Saved data entries:

——

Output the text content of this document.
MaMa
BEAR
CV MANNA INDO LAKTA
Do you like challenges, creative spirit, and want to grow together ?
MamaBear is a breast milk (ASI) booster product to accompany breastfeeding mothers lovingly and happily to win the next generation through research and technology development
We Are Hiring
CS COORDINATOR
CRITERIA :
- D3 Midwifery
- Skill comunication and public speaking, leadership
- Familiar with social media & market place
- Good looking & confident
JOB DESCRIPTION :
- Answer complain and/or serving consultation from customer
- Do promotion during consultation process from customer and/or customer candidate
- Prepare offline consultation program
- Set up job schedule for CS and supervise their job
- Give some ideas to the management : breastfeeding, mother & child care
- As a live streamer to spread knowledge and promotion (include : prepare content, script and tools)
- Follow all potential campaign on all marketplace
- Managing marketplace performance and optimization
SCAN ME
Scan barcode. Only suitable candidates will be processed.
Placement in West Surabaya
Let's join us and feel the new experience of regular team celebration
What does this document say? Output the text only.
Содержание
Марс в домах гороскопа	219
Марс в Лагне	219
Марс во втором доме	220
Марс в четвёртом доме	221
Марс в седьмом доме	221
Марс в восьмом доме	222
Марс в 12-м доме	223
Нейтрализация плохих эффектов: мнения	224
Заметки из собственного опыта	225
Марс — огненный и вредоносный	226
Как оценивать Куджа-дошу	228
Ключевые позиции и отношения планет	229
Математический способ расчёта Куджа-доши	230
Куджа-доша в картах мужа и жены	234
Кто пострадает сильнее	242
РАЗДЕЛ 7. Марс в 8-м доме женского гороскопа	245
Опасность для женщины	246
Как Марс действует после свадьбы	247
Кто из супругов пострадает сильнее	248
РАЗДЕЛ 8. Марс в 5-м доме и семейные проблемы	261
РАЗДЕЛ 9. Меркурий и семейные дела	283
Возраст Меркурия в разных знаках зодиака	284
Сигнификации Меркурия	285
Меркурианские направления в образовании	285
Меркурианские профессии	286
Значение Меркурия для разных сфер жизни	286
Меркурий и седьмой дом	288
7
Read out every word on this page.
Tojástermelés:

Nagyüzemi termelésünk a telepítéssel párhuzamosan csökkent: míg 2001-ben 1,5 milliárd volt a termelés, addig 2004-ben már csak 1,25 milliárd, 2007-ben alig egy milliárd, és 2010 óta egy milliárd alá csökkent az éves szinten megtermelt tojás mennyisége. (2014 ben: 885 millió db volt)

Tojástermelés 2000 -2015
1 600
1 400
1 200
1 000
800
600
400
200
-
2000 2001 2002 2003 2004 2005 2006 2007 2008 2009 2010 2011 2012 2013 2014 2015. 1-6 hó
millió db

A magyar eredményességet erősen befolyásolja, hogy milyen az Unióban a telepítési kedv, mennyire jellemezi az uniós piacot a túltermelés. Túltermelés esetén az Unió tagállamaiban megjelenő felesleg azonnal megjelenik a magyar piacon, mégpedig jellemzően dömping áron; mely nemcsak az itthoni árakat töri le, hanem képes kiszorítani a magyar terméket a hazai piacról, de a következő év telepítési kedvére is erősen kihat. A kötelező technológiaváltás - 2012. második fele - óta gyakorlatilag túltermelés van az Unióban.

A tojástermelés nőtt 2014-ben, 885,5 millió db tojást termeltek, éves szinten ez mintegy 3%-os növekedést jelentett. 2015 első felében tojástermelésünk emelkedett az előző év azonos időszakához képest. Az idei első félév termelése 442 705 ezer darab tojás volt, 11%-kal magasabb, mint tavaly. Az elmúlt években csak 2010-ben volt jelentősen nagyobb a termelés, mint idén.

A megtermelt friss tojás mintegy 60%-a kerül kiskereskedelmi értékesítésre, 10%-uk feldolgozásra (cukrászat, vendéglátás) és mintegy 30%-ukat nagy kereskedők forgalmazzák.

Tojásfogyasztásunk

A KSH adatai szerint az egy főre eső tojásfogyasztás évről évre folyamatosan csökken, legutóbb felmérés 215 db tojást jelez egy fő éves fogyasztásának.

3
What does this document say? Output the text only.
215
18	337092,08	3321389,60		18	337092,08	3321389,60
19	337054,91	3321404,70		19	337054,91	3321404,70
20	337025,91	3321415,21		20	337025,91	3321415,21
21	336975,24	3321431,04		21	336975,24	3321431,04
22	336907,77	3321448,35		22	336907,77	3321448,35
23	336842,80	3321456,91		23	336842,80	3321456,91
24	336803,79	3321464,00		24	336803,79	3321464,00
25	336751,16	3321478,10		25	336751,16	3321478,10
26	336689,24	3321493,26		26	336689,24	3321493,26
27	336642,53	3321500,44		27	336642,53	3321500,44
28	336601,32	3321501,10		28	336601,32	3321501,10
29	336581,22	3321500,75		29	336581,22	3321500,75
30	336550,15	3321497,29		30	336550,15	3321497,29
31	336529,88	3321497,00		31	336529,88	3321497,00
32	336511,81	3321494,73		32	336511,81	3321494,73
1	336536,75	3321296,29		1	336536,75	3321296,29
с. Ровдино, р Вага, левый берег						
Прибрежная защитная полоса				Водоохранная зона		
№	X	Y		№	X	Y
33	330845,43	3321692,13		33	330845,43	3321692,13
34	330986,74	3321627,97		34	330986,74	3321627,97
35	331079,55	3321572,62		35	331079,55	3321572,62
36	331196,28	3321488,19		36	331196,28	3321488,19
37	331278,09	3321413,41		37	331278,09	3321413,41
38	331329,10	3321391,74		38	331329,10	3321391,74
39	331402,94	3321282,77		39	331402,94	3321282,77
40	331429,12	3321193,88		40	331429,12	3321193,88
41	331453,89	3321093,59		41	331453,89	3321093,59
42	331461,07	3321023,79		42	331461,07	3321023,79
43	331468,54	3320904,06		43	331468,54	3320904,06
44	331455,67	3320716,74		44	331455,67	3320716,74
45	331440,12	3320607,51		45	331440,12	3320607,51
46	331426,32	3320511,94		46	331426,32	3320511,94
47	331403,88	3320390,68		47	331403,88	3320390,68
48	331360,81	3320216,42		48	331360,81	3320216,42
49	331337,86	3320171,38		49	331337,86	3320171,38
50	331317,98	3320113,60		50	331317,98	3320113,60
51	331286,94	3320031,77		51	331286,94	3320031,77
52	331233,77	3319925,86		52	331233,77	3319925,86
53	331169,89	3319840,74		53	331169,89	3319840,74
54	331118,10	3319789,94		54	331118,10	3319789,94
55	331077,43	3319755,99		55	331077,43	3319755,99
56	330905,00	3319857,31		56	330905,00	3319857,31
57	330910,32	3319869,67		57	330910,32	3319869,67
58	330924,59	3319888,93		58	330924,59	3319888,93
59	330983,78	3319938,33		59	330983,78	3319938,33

——

• **What you are asked to do**
Using the entries above, please restate each one word for word.

• **Solved problem**
Output the text content of this document.
MaMa
BEAR
CV MANNA INDO LAKTA
Do you like challenges, creative spirit, and want to grow together ?
MamaBear is a breast milk (ASI) booster product to accompany breastfeeding mothers lovingly and happily to win the next generation through research and technology development
We Are Hiring
CS COORDINATOR
CRITERIA :
- D3 Midwifery
- Skill comunication and public speaking, leadership
- Familiar with social media & market place
- Good looking & confident
JOB DESCRIPTION :
- Answer complain and/or serving consultation from customer
- Do promotion during consultation process from customer and/or customer candidate
- Prepare offline consultation program
- Set up job schedule for CS and supervise their job
- Give some ideas to the management : breastfeeding, mother & child care
- As a live streamer to spread knowledge and promotion (include : prepare content, script and tools)
- Follow all potential campaign on all marketplace
- Managing marketplace performance and optimization
SCAN ME
Scan barcode. Only suitable candidates will be processed.
Placement in West Surabaya
Let's join us and feel the new experience of regular team celebration
What does this document say? Output the text only.
Содержание
Марс в домах гороскопа	219
Марс в Лагне	219
Марс во втором доме	220
Марс в четвёртом доме	221
Марс в седьмом доме	221
Марс в восьмом доме	222
Марс в 12-м доме	223
Нейтрализация плохих эффектов: мнения	224
Заметки из собственного опыта	225
Марс — огненный и вредоносный	226
Как оценивать Куджа-дошу	228
Ключевые позиции и отношения планет	229
Математический способ расчёта Куджа-доши	230
Куджа-доша в картах мужа и жены	234
Кто пострадает сильнее	242
РАЗДЕЛ 7. Марс в 8-м доме женского гороскопа	245
Опасность для женщины	246
Как Марс действует после свадьбы	247
Кто из супругов пострадает сильнее	248
РАЗДЕЛ 8. Марс в 5-м доме и семейные проблемы	261
РАЗДЕЛ 9. Меркурий и семейные дела	283
Возраст Меркурия в разных знаках зодиака	284
Сигнификации Меркурия	285
Меркурианские направления в образовании	285
Меркурианские профессии	286
Значение Меркурия для разных сфер жизни	286
Меркурий и седьмой дом	288
7
Read out every word on this page.
Tojástermelés:

Nagyüzemi termelésünk a telepítéssel párhuzamosan csökkent: míg 2001-ben 1,5 milliárd volt a termelés, addig 2004-ben már csak 1,25 milliárd, 2007-ben alig egy milliárd, és 2010 óta egy milliárd alá csökkent az éves szinten megtermelt tojás mennyisége. (2014 ben: 885 millió db volt)

Tojástermelés 2000 -2015
1 600
1 400
1 200
1 000
800
600
400
200
-
2000 2001 2002 2003 2004 2005 2006 2007 2008 2009 2010 2011 2012 2013 2014 2015. 1-6 hó
millió db

A magyar eredményességet erősen befolyásolja, hogy milyen az Unióban a telepítési kedv, mennyire jellemezi az uniós piacot a túltermelés. Túltermelés esetén az Unió tagállamaiban megjelenő felesleg azonnal megjelenik a magyar piacon, mégpedig jellemzően dömping áron; mely nemcsak az itthoni árakat töri le, hanem képes kiszorítani a magyar terméket a hazai piacról, de a következő év telepítési kedvére is erősen kihat. A kötelező technológiaváltás - 2012. második fele - óta gyakorlatilag túltermelés van az Unióban.

A tojástermelés nőtt 2014-ben, 885,5 millió db tojást termeltek, éves szinten ez mintegy 3%-os növekedést jelentett. 2015 első felében tojástermelésünk emelkedett az előző év azonos időszakához képest. Az idei első félév termelése 442 705 ezer darab tojás volt, 11%-kal magasabb, mint tavaly. Az elmúlt években csak 2010-ben volt jelentősen nagyobb a termelés, mint idén.

A megtermelt friss tojás mintegy 60%-a kerül kiskereskedelmi értékesítésre, 10%-uk feldolgozásra (cukrászat, vendéglátás) és mintegy 30%-ukat nagy kereskedők forgalmazzák.

Tojásfogyasztásunk

A KSH adatai szerint az egy főre eső tojásfogyasztás évről évre folyamatosan csökken, legutóbb felmérés 215 db tojást jelez egy fő éves fogyasztásának.

3
What does this document say? Output the text only.
215
18	337092,08	3321389,60		18	337092,08	3321389,60
19	337054,91	3321404,70		19	337054,91	3321404,70
20	337025,91	3321415,21		20	337025,91	3321415,21
21	336975,24	3321431,04		21	336975,24	3321431,04
22	336907,77	3321448,35		22	336907,77	3321448,35
23	336842,80	3321456,91		23	336842,80	3321456,91
24	336803,79	3321464,00		24	336803,79	3321464,00
25	336751,16	3321478,10		25	336751,16	3321478,10
26	336689,24	3321493,26		26	336689,24	3321493,26
27	336642,53	3321500,44		27	336642,53	3321500,44
28	336601,32	3321501,10		28	336601,32	3321501,10
29	336581,22	3321500,75		29	336581,22	3321500,75
30	336550,15	3321497,29		30	336550,15	3321497,29
31	336529,88	3321497,00		31	336529,88	3321497,00
32	336511,81	3321494,73		32	336511,81	3321494,73
1	336536,75	3321296,29		1	336536,75	3321296,29
с. Ровдино, р Вага, левый берег						
Прибрежная защитная полоса				Водоохранная зона		
№	X	Y		№	X	Y
33	330845,43	3321692,13		33	330845,43	3321692,13
34	330986,74	3321627,97		34	330986,74	3321627,97
35	331079,55	3321572,62		35	331079,55	3321572,62
36	331196,28	3321488,19		36	331196,28	3321488,19
37	331278,09	3321413,41		37	331278,09	3321413,41
38	331329,10	3321391,74		38	331329,10	3321391,74
39	331402,94	3321282,77		39	331402,94	3321282,77
40	331429,12	3321193,88		40	331429,12	3321193,88
41	331453,89	3321093,59		41	331453,89	3321093,59
42	331461,07	3321023,79		42	331461,07	3321023,79
43	331468,54	3320904,06		43	331468,54	3320904,06
44	331455,67	3320716,74		44	331455,67	3320716,74
45	331440,12	3320607,51		45	331440,12	3320607,51
46	331426,32	3320511,94		46	331426,32	3320511,94
47	331403,88	3320390,68		47	331403,88	3320390,68
48	331360,81	3320216,42		48	331360,81	3320216,42
49	331337,86	3320171,38		49	331337,86	3320171,38
50	331317,98	3320113,60		50	331317,98	3320113,60
51	331286,94	3320031,77		51	331286,94	3320031,77
52	331233,77	3319925,86		52	331233,77	3319925,86
53	331169,89	3319840,74		53	331169,89	3319840,74
54	331118,10	3319789,94		54	331118,10	3319789,94
55	331077,43	3319755,99		55	331077,43	3319755,99
56	330905,00	3319857,31		56	330905,00	3319857,31
57	330910,32	3319869,67		57	330910,32	3319869,67
58	330924,59	3319888,93		58	330924,59	3319888,93
59	330983,78	3319938,33		59	330983,78	3319938,33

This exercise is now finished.